Only the lines from the one with "Extract the structured" to the end of the data below should be given again, exactly, with both ends included and pictures omitted.

Dataset records:

================

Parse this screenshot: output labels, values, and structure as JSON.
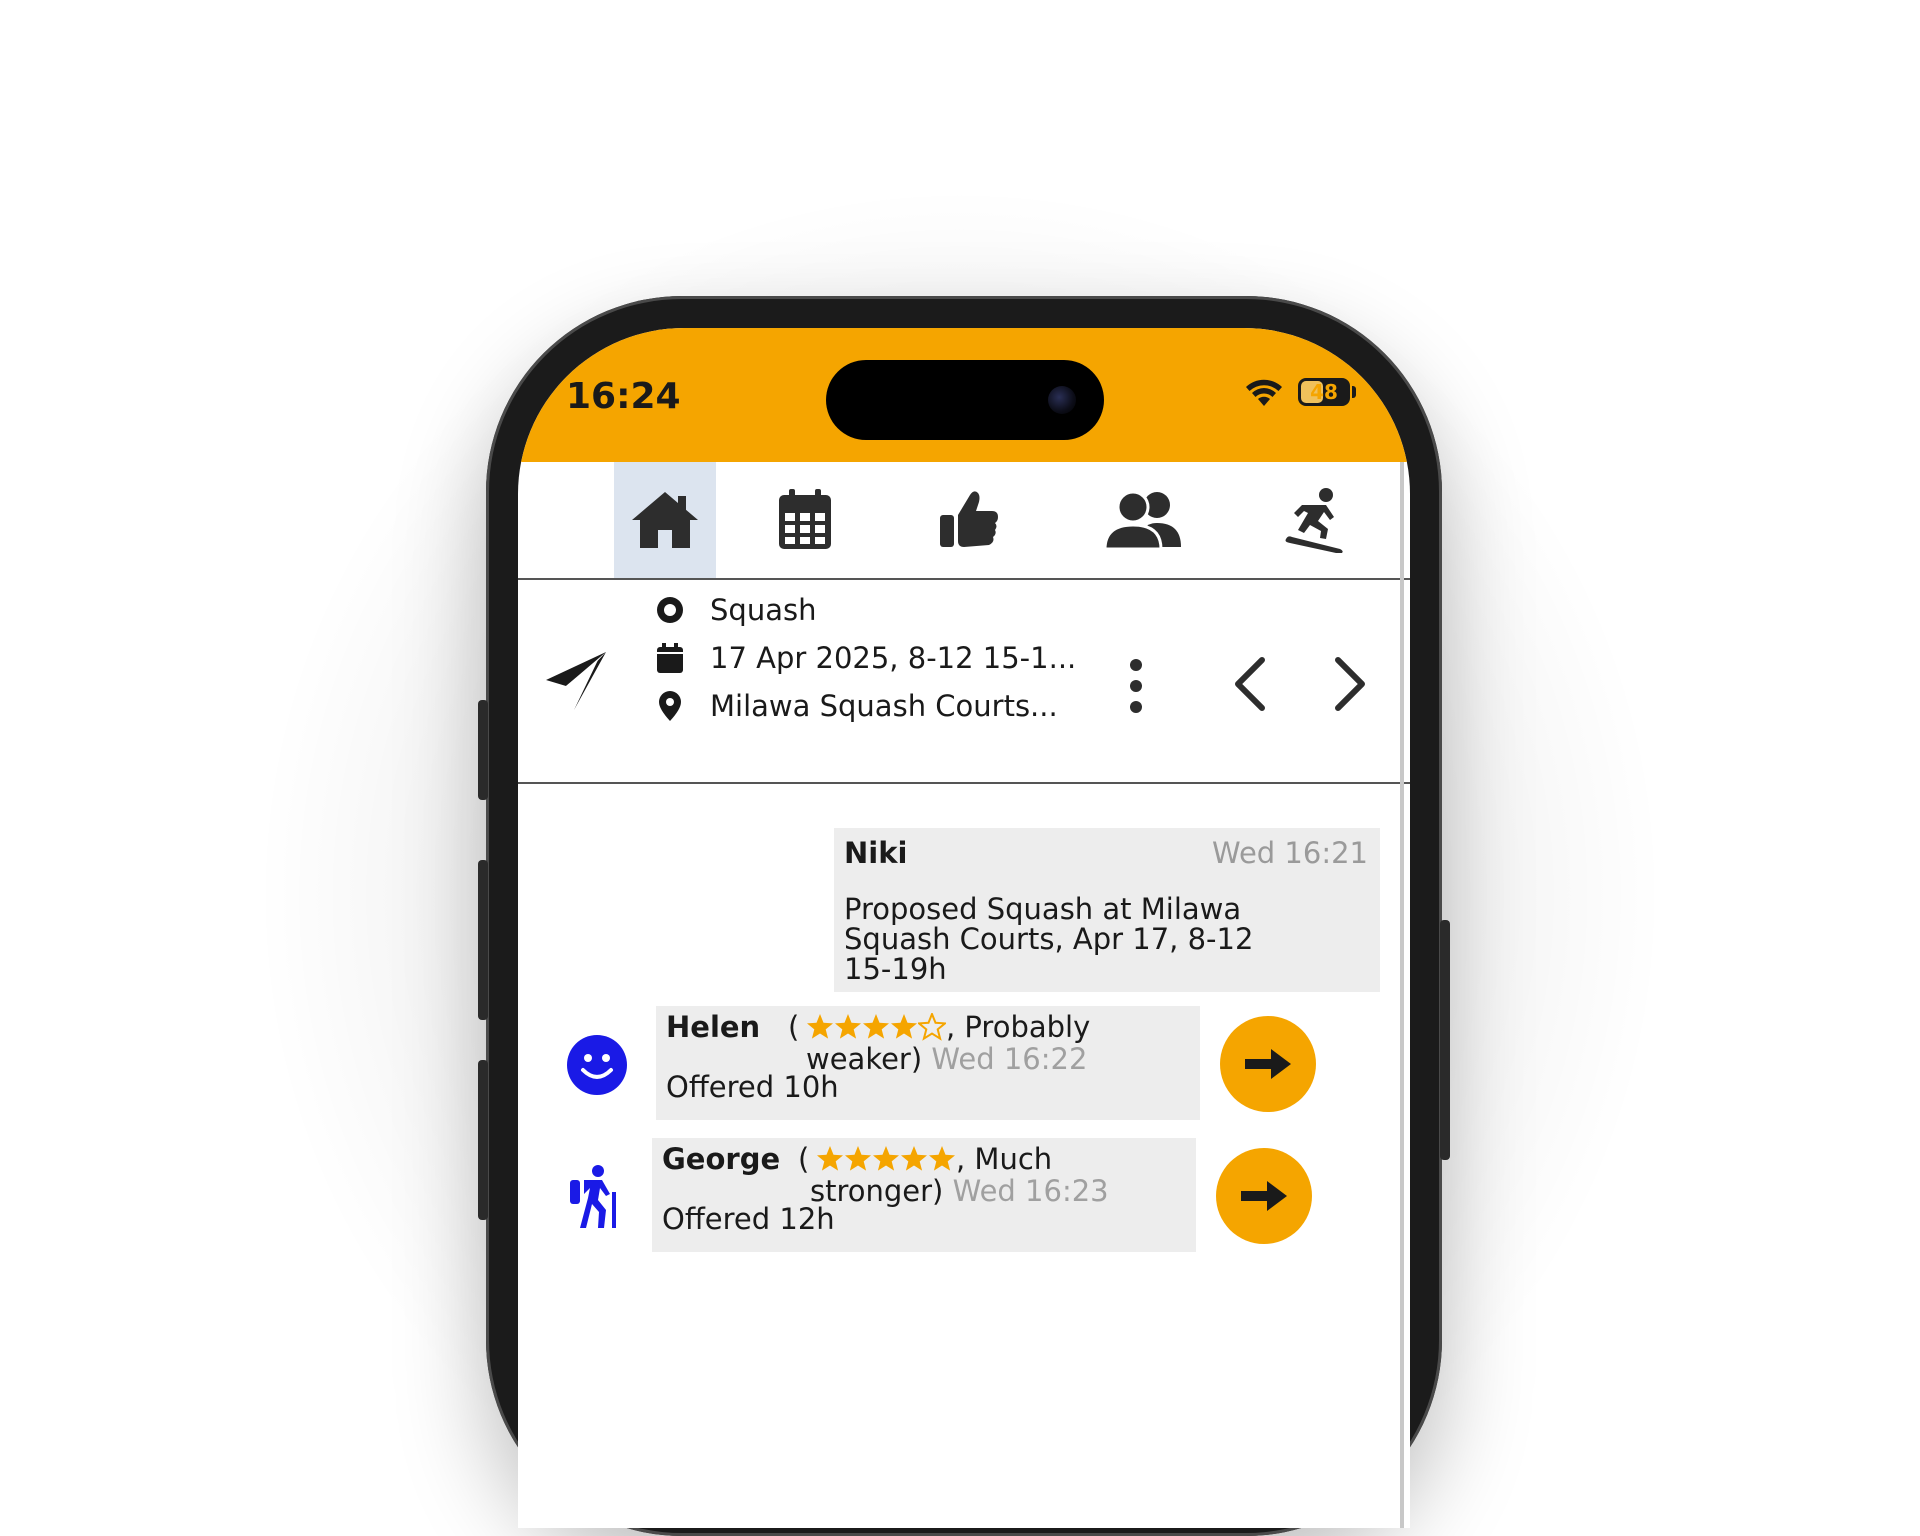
{
  "status_bar": {
    "time": "16:24",
    "battery": "48",
    "battery_level": 0.48
  },
  "nav_tabs": [
    {
      "name": "home",
      "icon": "home-icon",
      "active": true
    },
    {
      "name": "calendar",
      "icon": "calendar-icon",
      "active": false
    },
    {
      "name": "likes",
      "icon": "thumbs-up-icon",
      "active": false
    },
    {
      "name": "friends",
      "icon": "users-icon",
      "active": false
    },
    {
      "name": "sports",
      "icon": "snowboarding-icon",
      "active": false
    }
  ],
  "event": {
    "sport": "Squash",
    "date": "17 Apr 2025, 8-12 15-1...",
    "location": "Milawa Squash Courts..."
  },
  "messages": [
    {
      "sender": "Niki",
      "time": "Wed 16:21",
      "body": "Proposed Squash at Milawa Squash Courts, Apr 17, 8-12 15-19h"
    }
  ],
  "offers": [
    {
      "name": "Helen",
      "avatar_icon": "smiley-icon",
      "stars": 4,
      "stars_max": 5,
      "level_line1": ", Probably",
      "level_line2": "weaker)",
      "time": "Wed 16:22",
      "offered": "Offered 10h"
    },
    {
      "name": "George",
      "avatar_icon": "hiker-icon",
      "stars": 5,
      "stars_max": 5,
      "level_line1": ", Much",
      "level_line2": "stronger)",
      "time": "Wed 16:23",
      "offered": "Offered 12h"
    }
  ],
  "paren_open": "(",
  "colors": {
    "accent": "#f5a500",
    "avatar": "#1a1ae6",
    "active_tab": "#dce4ef",
    "bubble": "#ededed"
  }
}
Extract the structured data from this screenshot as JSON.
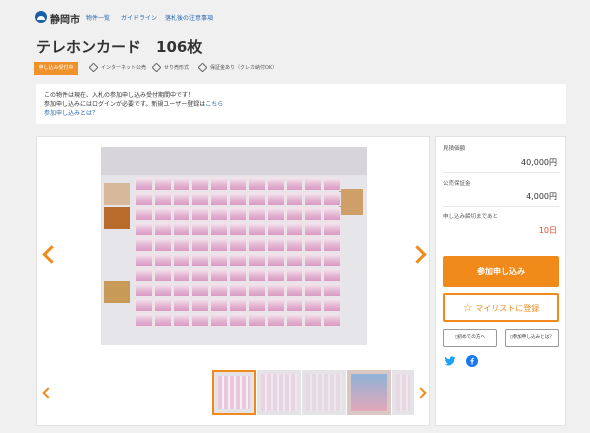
{
  "header": {
    "site_name": "静岡市",
    "nav": [
      "物件一覧",
      "ガイドライン",
      "落札後の注意事項"
    ]
  },
  "title": "テレホンカード　106枚",
  "tags": {
    "status_badge": "申し込み受付中",
    "items": [
      "インターネット公売",
      "せり売形式",
      "保証金あり（クレカ納付OK）"
    ]
  },
  "notice": {
    "line1": "この物件は現在、入札の参加申し込み受付期間中です！",
    "line2_pre": "参加申し込みにはログインが必要です。新規ユーザー登録は",
    "line2_link": "こちら",
    "line3_link": "参加申し込みとは？"
  },
  "panel": {
    "start_price_label": "見積価額",
    "start_price_value": "40,000円",
    "deposit_label": "公売保証金",
    "deposit_value": "4,000円",
    "time_left_label": "申し込み締切まであと",
    "time_left_value": "10日",
    "apply_button": "参加申し込み",
    "mylist_button": "マイリストに登録",
    "guide_button": "初めての方へ",
    "about_button": "参加申し込みとは？"
  },
  "colors": {
    "accent": "#f08a1a",
    "link": "#2a6ab3",
    "alert": "#e04a2a",
    "twitter": "#1da1f2",
    "facebook": "#1877f2"
  },
  "icons": [
    "shizuoka-logo-icon",
    "tag-icon",
    "chevron-left-icon",
    "chevron-right-icon",
    "star-icon",
    "document-icon",
    "twitter-icon",
    "facebook-icon"
  ]
}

================

### Output for this task
Extract the structured data from this screenshot as JSON.
{
  "header": {
    "site_name": "静岡市",
    "nav": [
      "物件一覧",
      "ガイドライン",
      "落札後の注意事項"
    ]
  },
  "title": "テレホンカード　106枚",
  "tags": {
    "status_badge": "申し込み受付中",
    "items": [
      "インターネット公売",
      "せり売形式",
      "保証金あり（クレカ納付OK）"
    ]
  },
  "notice": {
    "line1": "この物件は現在、入札の参加申し込み受付期間中です！",
    "line2_pre": "参加申し込みにはログインが必要です。新規ユーザー登録は",
    "line2_link": "こちら",
    "line3_link": "参加申し込みとは？"
  },
  "panel": {
    "start_price_label": "見積価額",
    "start_price_value": "40,000円",
    "deposit_label": "公売保証金",
    "deposit_value": "4,000円",
    "time_left_label": "申し込み締切まであと",
    "time_left_value": "10日",
    "apply_button": "参加申し込み",
    "mylist_button": "マイリストに登録",
    "guide_button": "初めての方へ",
    "about_button": "参加申し込みとは？"
  },
  "colors": {
    "accent": "#f08a1a",
    "link": "#2a6ab3",
    "alert": "#e04a2a",
    "twitter": "#1da1f2",
    "facebook": "#1877f2"
  },
  "icons": [
    "shizuoka-logo-icon",
    "tag-icon",
    "chevron-left-icon",
    "chevron-right-icon",
    "star-icon",
    "document-icon",
    "twitter-icon",
    "facebook-icon"
  ]
}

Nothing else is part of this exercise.